Brano fornito

Ma, nonostante ciò, l’inglese non mi piaceva e sapevo di non essere ‘naturalmente’ perspicace nell’apprendimento delle lingue. Così, quando mi si presentò l’opportunità di partire per l’Australia, pensai che buttarmi a capofitto in un paese anglofono sarebbe stata la soluzione per impararlo. Io, d’altronde, “Funziono bene sotto pressione”, come mio padre ha sempre sostenuto.

Una cosa che non avevo calcolato però, è che l’Australiano è una lingua a parte lontana anni luce da tutto quello che pensavo di sapere. E’ come se la distanza fisica dell’Australia, in qualche modo, si ripercuota su quell’inglese così diverso da quello britannico. L’unicità della sua terra la si rivede anche nel modo in cui gli Australiani ne parlano, di quella terra.

All’arrivo, mi resi conto velocemente che tutto quello che avevo studiato a scuola non mi sarebbe bastato.

L’accento, lo slang, le parole differenti…tutto era diverso da quello che sapevo. Dopo il primo momento di panico, decisi che avrei dovuto imparare il prima possibile. Il primo anno, frequentai pochi amici italiani e mi concentrai nel trovare occasioni per parlare e scrivere il più possibile in inglese. Piano piano, l’inglese cominciava ad entrarmi nella testa e l’accento australiano si faceva più comprensibile. Cominciavo a contestualizzare lo slang e quasi a sentirmi affezionata a quella lingua che tanto mi aveva fatto paura all’inizio.

Righe fornite

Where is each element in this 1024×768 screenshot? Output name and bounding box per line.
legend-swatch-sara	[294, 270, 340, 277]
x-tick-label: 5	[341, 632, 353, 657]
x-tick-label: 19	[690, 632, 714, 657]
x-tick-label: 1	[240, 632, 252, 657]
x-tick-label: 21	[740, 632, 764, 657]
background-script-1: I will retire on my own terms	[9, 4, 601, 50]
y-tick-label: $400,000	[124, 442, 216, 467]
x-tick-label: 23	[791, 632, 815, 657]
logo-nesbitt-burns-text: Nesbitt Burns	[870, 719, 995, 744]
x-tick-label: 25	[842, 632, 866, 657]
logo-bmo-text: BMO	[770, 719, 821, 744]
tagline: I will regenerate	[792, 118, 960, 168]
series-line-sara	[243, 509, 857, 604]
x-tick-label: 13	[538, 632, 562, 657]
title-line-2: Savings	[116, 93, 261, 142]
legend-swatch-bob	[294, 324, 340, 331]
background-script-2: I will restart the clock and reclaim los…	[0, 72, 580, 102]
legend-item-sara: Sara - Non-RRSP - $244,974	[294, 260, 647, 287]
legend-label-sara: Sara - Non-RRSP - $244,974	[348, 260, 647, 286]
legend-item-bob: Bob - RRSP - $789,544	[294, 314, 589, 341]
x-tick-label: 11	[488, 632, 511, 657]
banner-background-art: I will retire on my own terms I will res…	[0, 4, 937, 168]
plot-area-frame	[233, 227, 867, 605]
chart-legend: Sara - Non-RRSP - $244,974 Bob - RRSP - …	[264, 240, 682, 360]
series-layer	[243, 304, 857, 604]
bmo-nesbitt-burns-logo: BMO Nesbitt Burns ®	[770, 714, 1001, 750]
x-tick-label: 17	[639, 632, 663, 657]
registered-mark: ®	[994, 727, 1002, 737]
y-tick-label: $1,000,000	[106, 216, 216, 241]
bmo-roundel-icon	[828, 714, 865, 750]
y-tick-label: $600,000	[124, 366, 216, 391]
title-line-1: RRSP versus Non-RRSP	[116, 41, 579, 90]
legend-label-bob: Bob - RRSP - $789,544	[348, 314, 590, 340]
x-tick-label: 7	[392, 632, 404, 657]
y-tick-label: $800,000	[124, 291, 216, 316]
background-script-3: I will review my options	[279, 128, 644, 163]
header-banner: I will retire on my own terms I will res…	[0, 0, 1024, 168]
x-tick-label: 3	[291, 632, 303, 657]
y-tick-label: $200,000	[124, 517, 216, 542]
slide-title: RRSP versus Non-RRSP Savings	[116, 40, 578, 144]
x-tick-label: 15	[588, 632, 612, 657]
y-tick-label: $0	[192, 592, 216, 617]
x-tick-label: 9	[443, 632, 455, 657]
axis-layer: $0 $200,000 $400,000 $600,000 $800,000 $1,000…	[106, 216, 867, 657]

Obiettivo
Prosegui il racconto sull'inglese imparato in Australia, ripartendo dal punto in cui si interrompe. Le righe non servono per svolgere l'esercizio.

Svolgimento
Ma continuavo ad avere una sensazione costante di inadeguatezza e non capivo perché. Perchè mi sentivo ancora così isolata nonostante conoscessi moltissime persone? Perchè non ero mai contenta dei progressi che facevo?

Cominciai a capire che, quello che mi faceva davvero paura, non era non riuscire a comunicare.

Quello, prima o poi, sarebbe arrivato. L’inglese di cui avevo paura era quello con cui avrei tentato di tradurre la mia anima e la mia percezione del mondo.

Oggi, cercando di riordinare i ricordi, riesco ancora a percepire il senso di isolamento che ho provato le prime volte seduta in un pub con una compagnia australiana. Ricordo il comprendere il senso delle parole, ma di non raccapezzarmi nel senso profondo dei discorsi. Ricordo il voler rispondere, ma il non riuscire a trovare le parole giuste per dire quello che sentivo. Ricordo il ridere sforzato, per battute che per me non avevano nulla di ironico.

Ho pian piano compreso che il problema più grande per me non sarebbe stato tradurre dall’italiano all’inglese, ma tradurre il contesto, tradurre i sentimenti e le paure, tradurre le sfumature, le sensazioni e l’ironia.

Far coesistere e comunicare questi due mondi dentro di me: questo sarebbe stato il mio più grande scoglio.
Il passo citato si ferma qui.